INPUT |
....................

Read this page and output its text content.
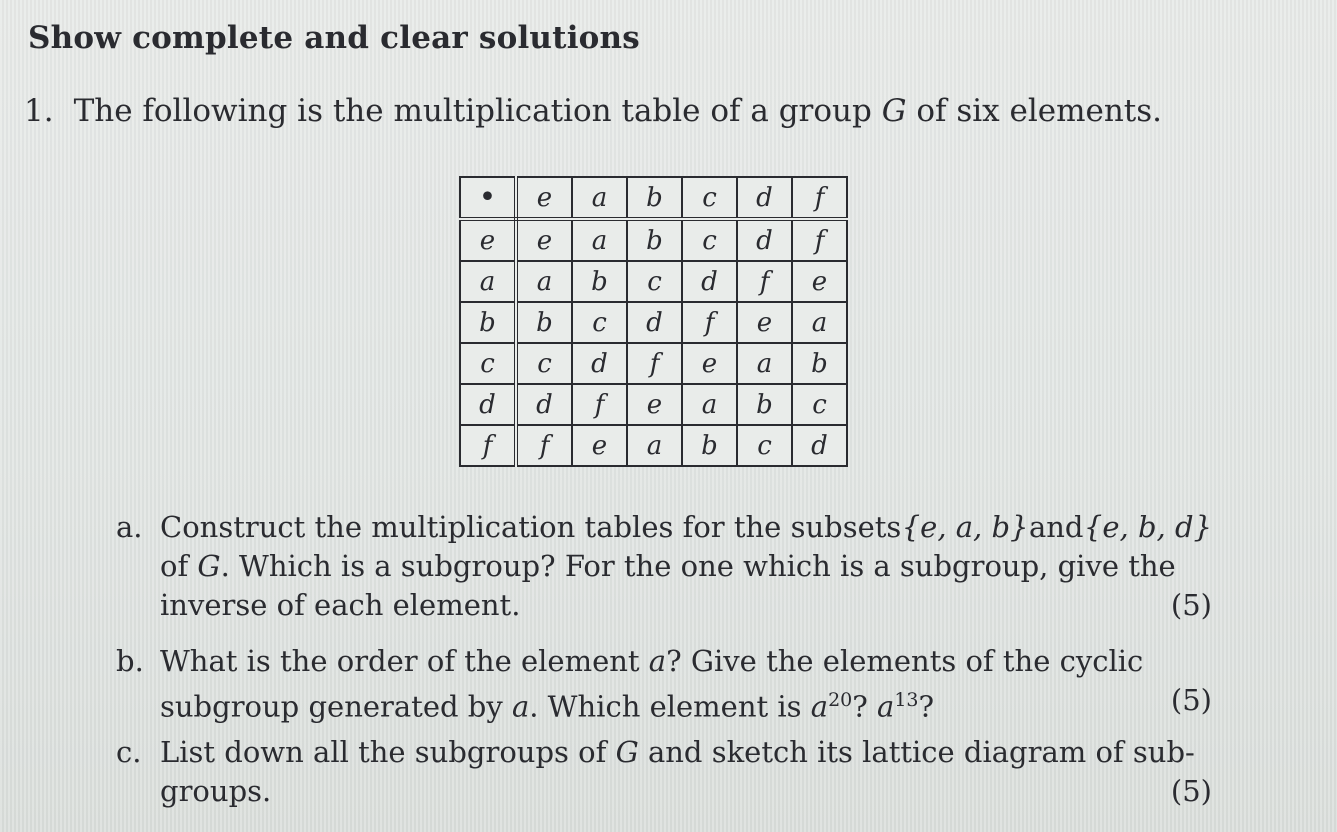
Show complete and clear solutions
1. The following is the multiplication table of a group G of six elements.
•	e	a	b	c	d	f
e	e	a	b	c	d	f
a	a	b	c	d	f	e
b	b	c	d	f	e	a
c	c	d	f	e	a	b
d	d	f	e	a	b	c
f	f	e	a	b	c	d
a. Construct the multiplication tables for the subsets {e, a, b} and {e, b, d}
of G. Which is a subgroup? For the one which is a subgroup, give the
inverse of each element.	(5)
b. What is the order of the element a? Give the elements of the cyclic
subgroup generated by a. Which element is $a^{20}$? $a^{13}$?	(5)
c. List down all the subgroups of G and sketch its lattice diagram of sub-
groups.	(5)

....................

EXERCISE DIRECTIONS | Count the lines in the records above that contain the word "Which", and give only the number.

WRITTEN RESPONSE | 2